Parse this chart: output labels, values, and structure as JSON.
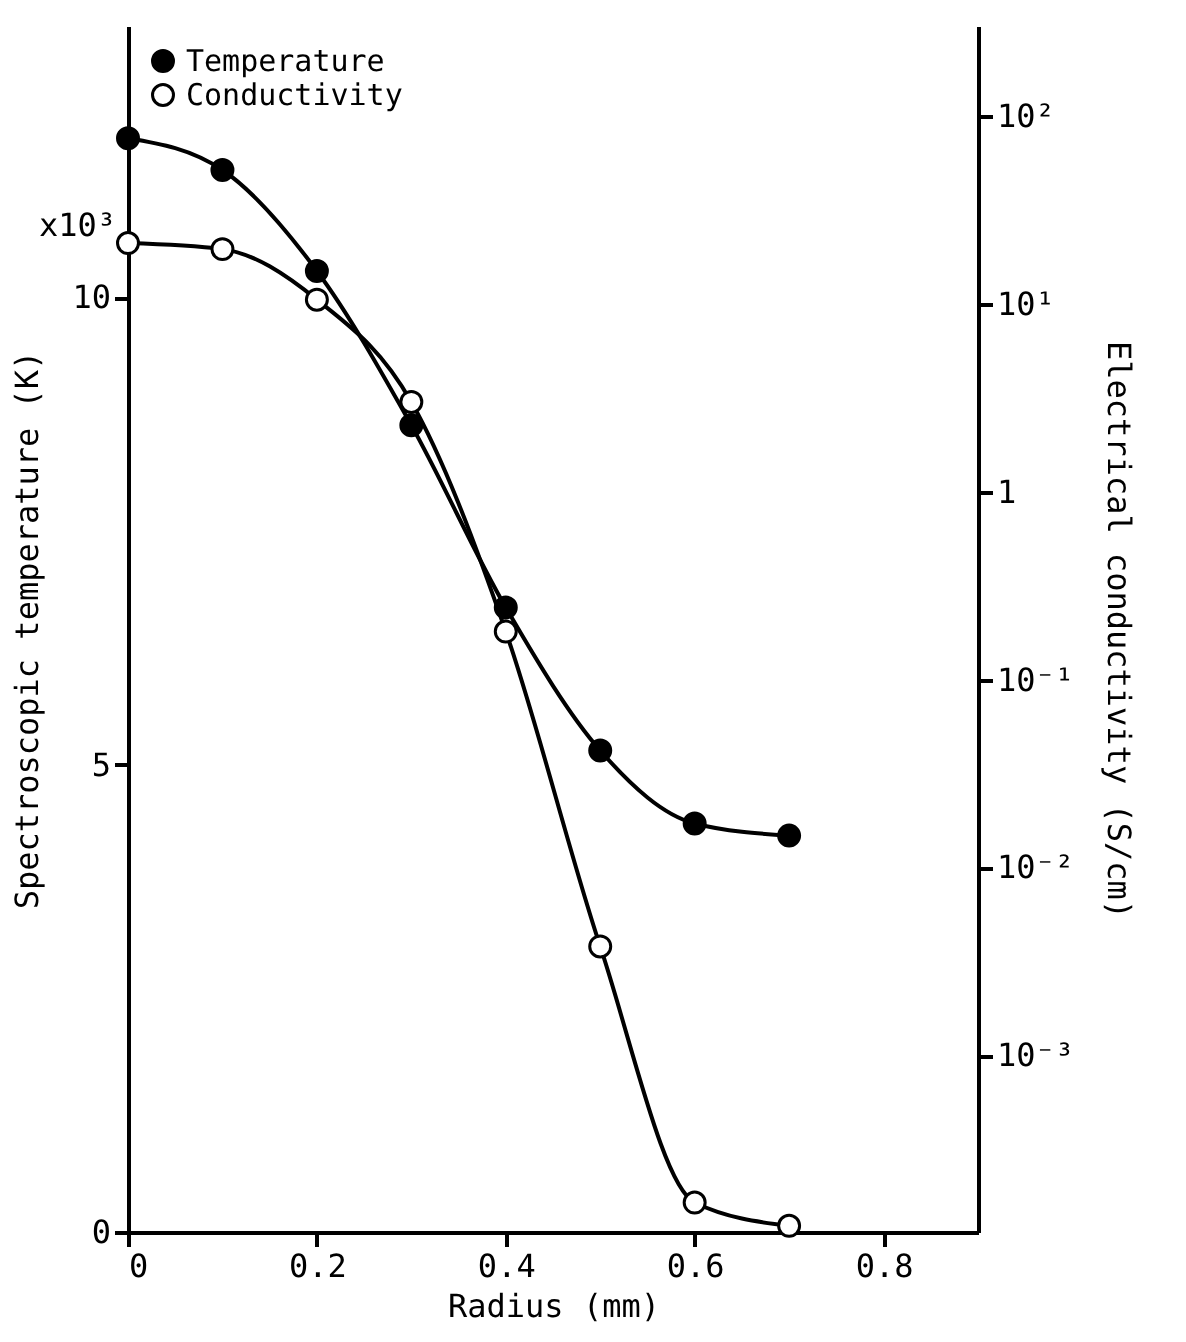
{
  "chart_data": {
    "type": "line",
    "xlabel": "Radius (mm)",
    "ylabel": "Spectroscopic temperature (K)",
    "y2label": "Electrical conductivity (S/cm)",
    "annotations": [
      "x10³"
    ],
    "x": [
      0,
      0.1,
      0.2,
      0.3,
      0.4,
      0.5,
      0.6,
      0.7
    ],
    "series": [
      {
        "name": "Temperature",
        "color": "#000000",
        "values": [
          11.7,
          11.36,
          10.28,
          8.63,
          6.68,
          5.15,
          4.37,
          4.24
        ]
      },
      {
        "name": "Conductivity",
        "color": "#000000",
        "axis": "y2",
        "values": [
          21,
          19.5,
          10.5,
          3.0,
          0.18,
          0.0038,
          0.000165,
          0.000124
        ]
      }
    ],
    "xlim": [
      0,
      0.9
    ],
    "xticks": [
      0,
      0.2,
      0.4,
      0.6,
      0.8
    ],
    "ylim": [
      0,
      12.9
    ],
    "yticks": [
      0,
      5,
      10
    ],
    "y2lim": [
      0.000115,
      300
    ],
    "y2ticks": [
      {
        "value": 100,
        "label": "10²"
      },
      {
        "value": 10,
        "label": "10¹"
      },
      1,
      {
        "value": 0.1,
        "label": "10⁻¹"
      },
      {
        "value": 0.01,
        "label": "10⁻²"
      },
      {
        "value": 0.001,
        "label": "10⁻³"
      }
    ],
    "log": "y2",
    "legend": "top left",
    "marker": "circle",
    "line_style": "solid"
  }
}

════════════════════

Restate the full listing verbatim and drop every picture.

» **EXERCISE RESPONSE**
Parse this chart: output labels, values, and structure as JSON.
{
  "chart_data": {
    "type": "line",
    "xlabel": "Radius (mm)",
    "ylabel": "Spectroscopic temperature (K)",
    "y2label": "Electrical conductivity (S/cm)",
    "annotations": [
      "x10³"
    ],
    "x": [
      0,
      0.1,
      0.2,
      0.3,
      0.4,
      0.5,
      0.6,
      0.7
    ],
    "series": [
      {
        "name": "Temperature",
        "color": "#000000",
        "values": [
          11.7,
          11.36,
          10.28,
          8.63,
          6.68,
          5.15,
          4.37,
          4.24
        ]
      },
      {
        "name": "Conductivity",
        "color": "#000000",
        "axis": "y2",
        "values": [
          21,
          19.5,
          10.5,
          3.0,
          0.18,
          0.0038,
          0.000165,
          0.000124
        ]
      }
    ],
    "xlim": [
      0,
      0.9
    ],
    "xticks": [
      0,
      0.2,
      0.4,
      0.6,
      0.8
    ],
    "ylim": [
      0,
      12.9
    ],
    "yticks": [
      0,
      5,
      10
    ],
    "y2lim": [
      0.000115,
      300
    ],
    "y2ticks": [
      {
        "value": 100,
        "label": "10²"
      },
      {
        "value": 10,
        "label": "10¹"
      },
      1,
      {
        "value": 0.1,
        "label": "10⁻¹"
      },
      {
        "value": 0.01,
        "label": "10⁻²"
      },
      {
        "value": 0.001,
        "label": "10⁻³"
      }
    ],
    "log": "y2",
    "legend": "top left",
    "marker": "circle",
    "line_style": "solid"
  }
}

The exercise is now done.